Exercise brief: Write out the lines below word for word, starting at the line that contains "svg-text:0%: 0% [59,201,77,215]" and continuing through the last line.

*** Records for this exercise ***

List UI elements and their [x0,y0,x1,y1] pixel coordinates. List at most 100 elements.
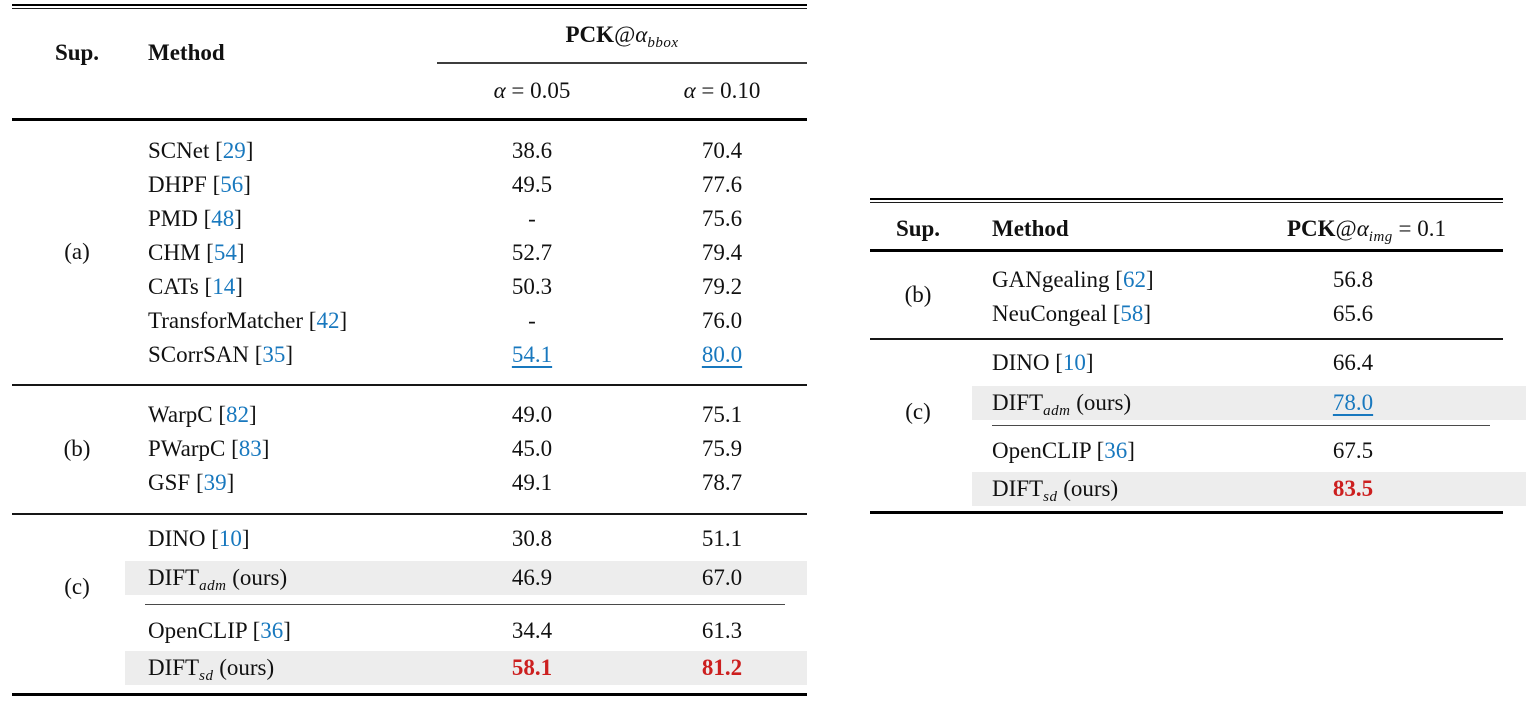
method-cell: PMD [48] [148,205,242,231]
pck-label: PCK [565,22,615,47]
group-separator-rule [12,512,807,515]
alpha-005-column-header: α = 0.05 [493,78,571,103]
method-cell: DIFTsd (ours) [148,655,275,684]
citation-number: 42 [316,307,340,333]
thin-separator-rule [145,603,785,605]
table-row: DIFTadm (ours) 46.9 67.0 [12,560,807,595]
at-sign: @ [614,22,636,47]
value-cell: 81.2 [701,655,743,680]
citation-number: 10 [218,525,242,551]
value-cell: - [528,307,536,333]
value-cell: 61.3 [701,618,743,643]
value-cell: 49.5 [511,171,553,197]
supervision-group: (c) DINO [10] 30.8 51.1 DIFTadm (ours) 46.9 67… [12,515,807,694]
citation-number: 14 [212,273,236,299]
method-cell: DINO [10] [148,525,250,551]
method-column-header: Method [992,216,1069,241]
pck-img-table: Sup. Method PCK@αimg = 0.1 (b) GANgealing… [870,198,1526,514]
value-cell: - [528,205,536,231]
table-row: CHM [54] 52.7 79.4 [12,236,807,270]
table-row: TransforMatcher [42] - 76.0 [12,304,807,338]
group-label: (b) [63,436,91,461]
value-cell: 80.0 [701,341,743,367]
value-cell: 65.6 [1332,300,1374,326]
bottom-rule [870,511,1503,514]
value-cell: 76.0 [701,307,743,333]
row-highlight-band [125,560,807,595]
method-subscript: sd [199,668,214,684]
header-rule [12,118,807,121]
row-highlight-band [972,472,1526,506]
value-cell: 75.9 [701,435,743,461]
alpha-010-column-header: α = 0.10 [683,78,761,103]
table-row: DINO [10] 66.4 [870,346,1503,380]
value-cell: 58.1 [511,655,553,680]
value-cell: 75.6 [701,205,743,231]
group-label: (c) [905,398,931,424]
citation-number: 39 [203,469,227,495]
citation-number: 48 [211,205,235,231]
value-cell: 51.1 [701,525,743,551]
method-cell: OpenCLIP [36] [992,438,1135,463]
value-cell: 77.6 [701,171,743,197]
value-cell: 45.0 [511,435,553,461]
thin-separator-rule [992,424,1490,426]
value-cell: 78.7 [701,469,743,495]
value-cell: 49.0 [511,401,553,427]
value-cell: 34.4 [511,618,553,643]
citation-number: 58 [1120,300,1144,326]
alpha-symbol: α [1356,216,1369,241]
method-cell: DIFTadm (ours) [148,564,288,594]
value-cell: 49.1 [511,469,553,495]
group-label: (b) [904,281,932,307]
group-separator-rule [870,337,1503,340]
table-row: CATs [14] 50.3 79.2 [12,270,807,304]
sup-column-header: Sup. [895,216,941,241]
citation-number: 35 [262,341,286,367]
method-cell: DIFTsd (ours) [992,476,1119,505]
group-separator-rule [12,383,807,386]
method-cell: NeuCongeal [58] [992,300,1152,326]
value-cell: 78.0 [1332,389,1374,415]
alpha-subscript: bbox [647,35,679,51]
method-cell: DINO [10] [992,349,1094,375]
citation-number: 56 [220,171,244,197]
value-cell: 67.5 [1332,438,1374,463]
row-highlight-band [125,651,807,685]
value-cell: 38.6 [511,137,553,163]
table-row: SCNet [29] 38.6 70.4 [12,134,807,168]
column-span-rule [437,62,807,64]
supervision-group: (a) SCNet [29] 38.6 70.4 DHPF [56] 49.5 77.6 PM… [12,121,807,384]
supervision-group: (c) DINO [10] 66.4 DIFTadm (ours) 78.0 OpenCL… [870,340,1526,512]
method-cell: OpenCLIP [36] [148,618,291,643]
pck-group-header: PCK@αbbox [437,22,807,52]
row-highlight-band [972,385,1526,420]
table-header: Sup. Method PCK@αbbox α = 0.05 α = 0.10 [12,9,807,118]
value-cell: 67.0 [701,564,743,590]
value-cell: 50.3 [511,273,553,299]
pck-group-header: PCK@αimg = 0.1 [1230,216,1503,246]
table-row: GANgealing [62] 56.8 [870,263,1503,297]
table-row: WarpC [82] 49.0 75.1 [12,398,807,432]
method-cell: GANgealing [62] [992,266,1154,292]
value-cell: 66.4 [1332,349,1374,375]
method-cell: WarpC [82] [148,401,257,427]
method-cell: GSF [39] [148,469,235,495]
table-body: (a) SCNet [29] 38.6 70.4 DHPF [56] 49.5 77.6 PM… [12,121,807,694]
group-label: (c) [64,573,90,599]
table-row: DHPF [56] 49.5 77.6 [12,168,807,202]
threshold-value: = 0.1 [1392,216,1447,241]
value-cell: 54.1 [511,341,553,367]
group-label: (a) [64,239,90,264]
citation-number: 10 [1062,349,1086,375]
table-row: NeuCongeal [58] 65.6 [870,297,1503,331]
top-rule [12,4,807,9]
alpha-symbol: α [635,22,648,47]
table-row: DIFTsd (ours) 83.5 [870,472,1526,506]
table-row: DIFTsd (ours) 58.1 81.2 [12,651,807,685]
value-cell: 52.7 [511,239,553,265]
supervision-group: (b) GANgealing [62] 56.8 NeuCongeal [58] 65.… [870,252,1503,338]
citation-number: 36 [260,618,284,643]
method-cell: CATs [14] [148,273,243,299]
method-cell: PWarpC [83] [148,435,270,461]
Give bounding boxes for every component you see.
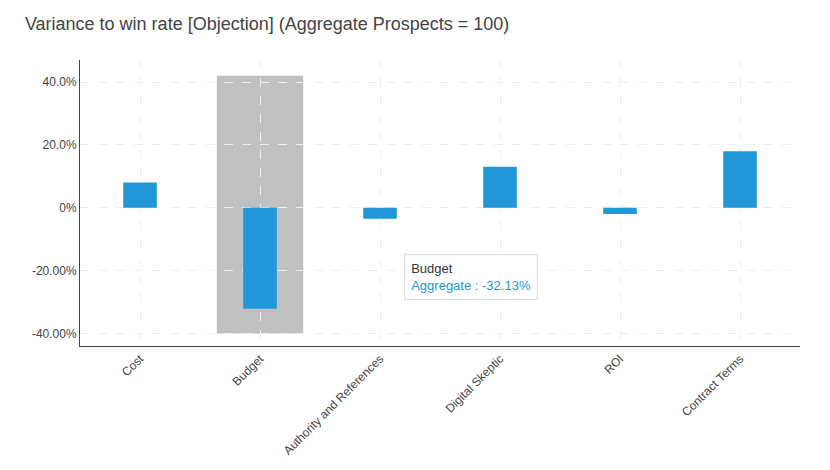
svg-text:0%: 0% [59,201,77,215]
svg-text:Cost: Cost [119,351,147,379]
svg-text:Variance to win rate [Objectio: Variance to win rate [Objection] (Aggreg… [25,14,509,34]
svg-text:Contract Terms: Contract Terms [679,352,746,419]
svg-text:Budget: Budget [230,351,267,388]
svg-text:Authority and References: Authority and References [281,352,387,458]
svg-text:40.0%: 40.0% [43,75,77,89]
svg-text:BudgetAggregate : -32.13%: BudgetAggregate : -32.13% [411,261,531,293]
svg-text:ROI: ROI [601,352,626,377]
svg-text:-40.00%: -40.00% [32,327,77,341]
svg-text:20.0%: 20.0% [43,138,77,152]
svg-text:-20.00%: -20.00% [32,264,77,278]
svg-text:Digital Skeptic: Digital Skeptic [443,352,507,416]
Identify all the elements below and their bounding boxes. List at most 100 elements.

***

Written response:
svg-text:0%: 0% [59,201,77,215]
svg-text:Cost: Cost [119,351,147,379]
svg-text:Variance to win rate [Objectio: Variance to win rate [Objection] (Aggreg… [25,14,509,34]
svg-text:Contract Terms: Contract Terms [679,352,746,419]
svg-text:Budget: Budget [230,351,267,388]
svg-text:Authority and References: Authority and References [281,352,387,458]
svg-text:40.0%: 40.0% [43,75,77,89]
svg-text:BudgetAggregate : -32.13%: BudgetAggregate : -32.13% [411,261,531,293]
svg-text:ROI: ROI [601,352,626,377]
svg-text:-40.00%: -40.00% [32,327,77,341]
svg-text:20.0%: 20.0% [43,138,77,152]
svg-text:-20.00%: -20.00% [32,264,77,278]
svg-text:Digital Skeptic: Digital Skeptic [443,352,507,416]
Identify all the elements below and their bounding boxes. List at most 100 elements.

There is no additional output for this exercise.